(TASK INPUTS)
[Start]
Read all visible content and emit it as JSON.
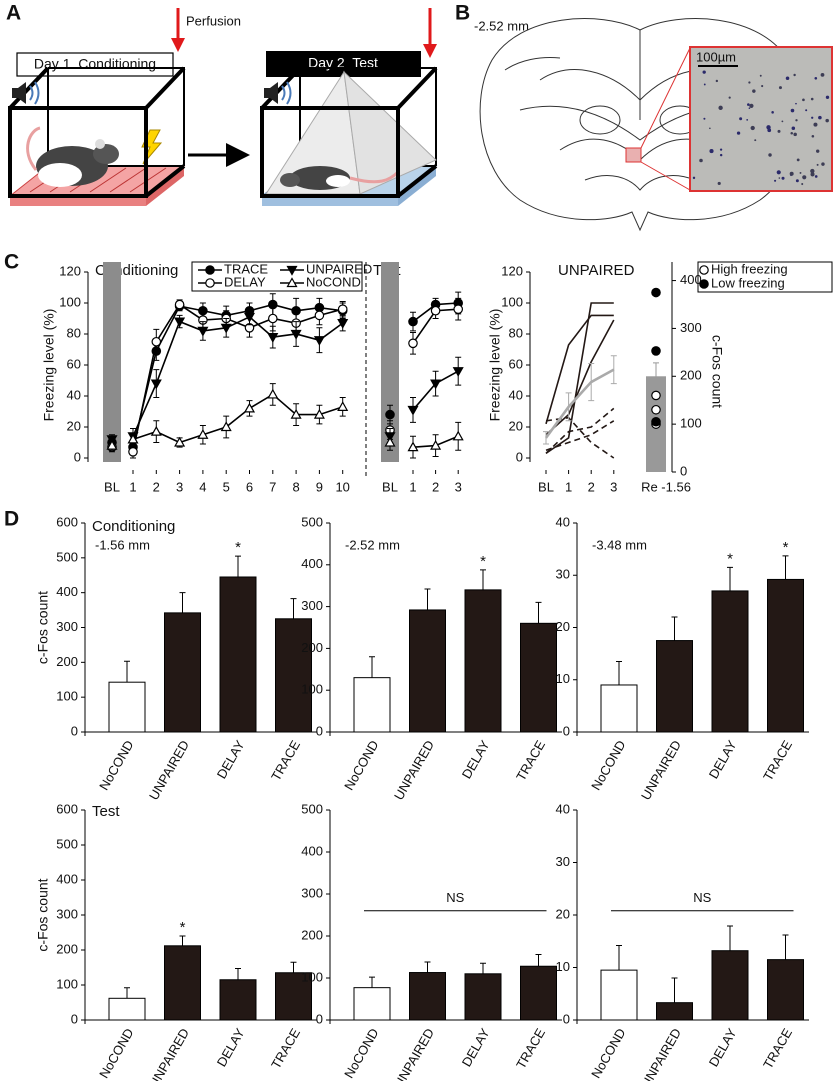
{
  "panels": {
    "A": {
      "label": "A",
      "perfusion": "Perfusion",
      "day1": "Day 1  Conditioning",
      "day2": "Day 2  Test"
    },
    "B": {
      "label": "B",
      "level": "-2.52 mm",
      "scale": "100µm"
    },
    "C": {
      "label": "C"
    },
    "D": {
      "label": "D"
    }
  },
  "chart_data": [
    {
      "type": "line",
      "title": "Conditioning",
      "ylabel": "Freezing level (%)",
      "baseline_label": "BL",
      "categories": [
        "1",
        "2",
        "3",
        "4",
        "5",
        "6",
        "7",
        "8",
        "9",
        "10"
      ],
      "ylim": [
        0,
        120
      ],
      "yticks": [
        0,
        20,
        40,
        60,
        80,
        100,
        120
      ],
      "legend": "top",
      "series": [
        {
          "name": "TRACE",
          "color": "#000000",
          "marker": "filled-circle",
          "baseline": 10,
          "baseline_error": 3,
          "values": [
            7,
            69,
            98,
            95,
            92,
            95,
            99,
            95,
            97,
            95
          ],
          "errors": [
            4,
            6,
            3,
            5,
            6,
            5,
            7,
            8,
            6,
            5
          ]
        },
        {
          "name": "DELAY",
          "color": "#000000",
          "marker": "open-circle",
          "baseline": 7,
          "baseline_error": 3,
          "values": [
            4,
            75,
            99,
            89,
            90,
            84,
            90,
            87,
            92,
            96
          ],
          "errors": [
            4,
            8,
            3,
            6,
            5,
            6,
            8,
            7,
            6,
            5
          ]
        },
        {
          "name": "UNPAIRED",
          "color": "#000000",
          "marker": "filled-triangle-down",
          "baseline": 12,
          "baseline_error": 3,
          "values": [
            14,
            48,
            88,
            82,
            84,
            91,
            78,
            80,
            76,
            87
          ],
          "errors": [
            5,
            9,
            4,
            6,
            6,
            5,
            7,
            8,
            8,
            5
          ]
        },
        {
          "name": "NoCOND",
          "color": "#000000",
          "marker": "open-triangle-up",
          "baseline": 8,
          "baseline_error": 3,
          "values": [
            12,
            17,
            10,
            15,
            20,
            32,
            41,
            28,
            28,
            33
          ],
          "errors": [
            4,
            7,
            3,
            6,
            7,
            5,
            7,
            7,
            6,
            6
          ]
        }
      ]
    },
    {
      "type": "line",
      "title": "Test",
      "baseline_label": "BL",
      "categories": [
        "1",
        "2",
        "3"
      ],
      "ylim": [
        0,
        120
      ],
      "series": [
        {
          "color": "#000000",
          "marker": "filled-circle",
          "baseline": 28,
          "baseline_error": 6,
          "values": [
            88,
            99,
            100
          ],
          "errors": [
            6,
            4,
            7
          ]
        },
        {
          "color": "#000000",
          "marker": "open-circle",
          "baseline": 18,
          "baseline_error": 6,
          "values": [
            74,
            95,
            96
          ],
          "errors": [
            7,
            5,
            7
          ]
        },
        {
          "color": "#000000",
          "marker": "filled-triangle-down",
          "baseline": 14,
          "baseline_error": 5,
          "values": [
            31,
            48,
            56
          ],
          "errors": [
            8,
            8,
            9
          ]
        },
        {
          "color": "#000000",
          "marker": "open-triangle-up",
          "baseline": 10,
          "baseline_error": 5,
          "values": [
            7,
            8,
            14
          ],
          "errors": [
            7,
            7,
            9
          ]
        }
      ]
    },
    {
      "type": "line",
      "title": "UNPAIRED",
      "ylabel": "Freezing level (%)",
      "categories": [
        "BL",
        "1",
        "2",
        "3"
      ],
      "ylim": [
        0,
        120
      ],
      "yticks": [
        0,
        20,
        40,
        60,
        80,
        100,
        120
      ],
      "series": [
        {
          "color": "#231815",
          "style": "solid",
          "values": [
            3,
            13,
            100,
            100
          ]
        },
        {
          "color": "#231815",
          "style": "solid",
          "values": [
            22,
            73,
            92,
            92
          ]
        },
        {
          "color": "#231815",
          "style": "solid",
          "values": [
            15,
            28,
            62,
            89
          ]
        },
        {
          "color": "#231815",
          "style": "dashed",
          "values": [
            24,
            26,
            10,
            0
          ]
        },
        {
          "color": "#231815",
          "style": "dashed",
          "values": [
            3,
            17,
            20,
            32
          ]
        },
        {
          "color": "#231815",
          "style": "dashed",
          "values": [
            5,
            10,
            15,
            24
          ]
        },
        {
          "color": "#aaaaaa",
          "style": "solid",
          "values": [
            13,
            33,
            49,
            57
          ],
          "errors": [
            4,
            9,
            12,
            9
          ]
        }
      ]
    },
    {
      "type": "bar",
      "categories": [
        "Re -1.56"
      ],
      "values": [
        200
      ],
      "errors": [
        28
      ],
      "color": "#999999",
      "y2label": "c-Fos count",
      "y2lim": [
        0,
        420
      ],
      "y2ticks": [
        0,
        100,
        200,
        300,
        400
      ],
      "legend": "upper right",
      "points": [
        {
          "name": "High freezing",
          "marker": "open-circle",
          "color": "#000000",
          "values": [
            160,
            130,
            100
          ]
        },
        {
          "name": "Low freezing",
          "marker": "filled-circle",
          "color": "#000000",
          "values": [
            375,
            253,
            105
          ]
        }
      ]
    },
    {
      "type": "bar",
      "title": "Conditioning",
      "subtitle": "-1.56 mm",
      "ylabel": "c-Fos count",
      "categories": [
        "NoCOND",
        "UNPAIRED",
        "DELAY",
        "TRACE"
      ],
      "values": [
        143,
        342,
        445,
        325
      ],
      "errors": [
        60,
        58,
        60,
        58
      ],
      "colors": [
        "#ffffff",
        "#231815",
        "#231815",
        "#231815"
      ],
      "significance": [
        null,
        null,
        "*",
        null
      ],
      "ylim": [
        0,
        600
      ],
      "yticks": [
        0,
        100,
        200,
        300,
        400,
        500,
        600
      ]
    },
    {
      "type": "bar",
      "subtitle": "-2.52 mm",
      "categories": [
        "NoCOND",
        "UNPAIRED",
        "DELAY",
        "TRACE"
      ],
      "values": [
        130,
        292,
        340,
        260
      ],
      "errors": [
        50,
        50,
        48,
        50
      ],
      "colors": [
        "#ffffff",
        "#231815",
        "#231815",
        "#231815"
      ],
      "significance": [
        null,
        null,
        "*",
        null
      ],
      "ylim": [
        0,
        500
      ],
      "yticks": [
        0,
        100,
        200,
        300,
        400,
        500
      ]
    },
    {
      "type": "bar",
      "subtitle": "-3.48 mm",
      "categories": [
        "NoCOND",
        "UNPAIRED",
        "DELAY",
        "TRACE"
      ],
      "values": [
        9,
        17.5,
        27,
        29.2
      ],
      "errors": [
        4.5,
        4.5,
        4.5,
        4.5
      ],
      "colors": [
        "#ffffff",
        "#231815",
        "#231815",
        "#231815"
      ],
      "significance": [
        null,
        null,
        "*",
        "*"
      ],
      "ylim": [
        0,
        40
      ],
      "yticks": [
        0,
        10,
        20,
        30,
        40
      ]
    },
    {
      "type": "bar",
      "title": "Test",
      "ylabel": "c-Fos count",
      "categories": [
        "NoCOND",
        "UNPAIRED",
        "DELAY",
        "TRACE"
      ],
      "values": [
        62,
        212,
        115,
        135
      ],
      "errors": [
        30,
        28,
        32,
        30
      ],
      "colors": [
        "#ffffff",
        "#231815",
        "#231815",
        "#231815"
      ],
      "significance": [
        null,
        "*",
        null,
        null
      ],
      "ylim": [
        0,
        600
      ],
      "yticks": [
        0,
        100,
        200,
        300,
        400,
        500,
        600
      ]
    },
    {
      "type": "bar",
      "bracket_label": "NS",
      "categories": [
        "NoCOND",
        "UNPAIRED",
        "DELAY",
        "TRACE"
      ],
      "values": [
        77,
        113,
        110,
        128
      ],
      "errors": [
        25,
        25,
        25,
        28
      ],
      "colors": [
        "#ffffff",
        "#231815",
        "#231815",
        "#231815"
      ],
      "ylim": [
        0,
        500
      ],
      "yticks": [
        0,
        100,
        200,
        300,
        400,
        500
      ]
    },
    {
      "type": "bar",
      "bracket_label": "NS",
      "categories": [
        "NoCOND",
        "UNPAIRED",
        "DELAY",
        "TRACE"
      ],
      "values": [
        9.5,
        3.3,
        13.2,
        11.5
      ],
      "errors": [
        4.7,
        4.7,
        4.7,
        4.7
      ],
      "colors": [
        "#ffffff",
        "#231815",
        "#231815",
        "#231815"
      ],
      "ylim": [
        0,
        40
      ],
      "yticks": [
        0,
        10,
        20,
        30,
        40
      ]
    }
  ]
}
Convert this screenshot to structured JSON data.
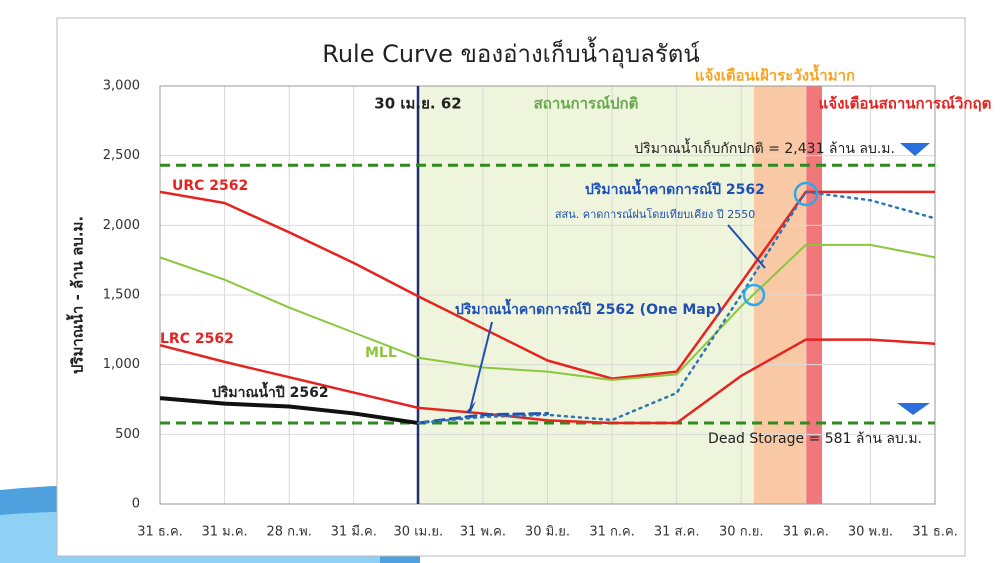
[End]
(REQUEST)
All lines holding the word "subtitle" should be picked out and copied.

(RESULT OF THIS TASK)
      "subtitle": "-1.56 mm",
      "subtitle": "-2.52 mm",
      "subtitle": "-3.48 mm",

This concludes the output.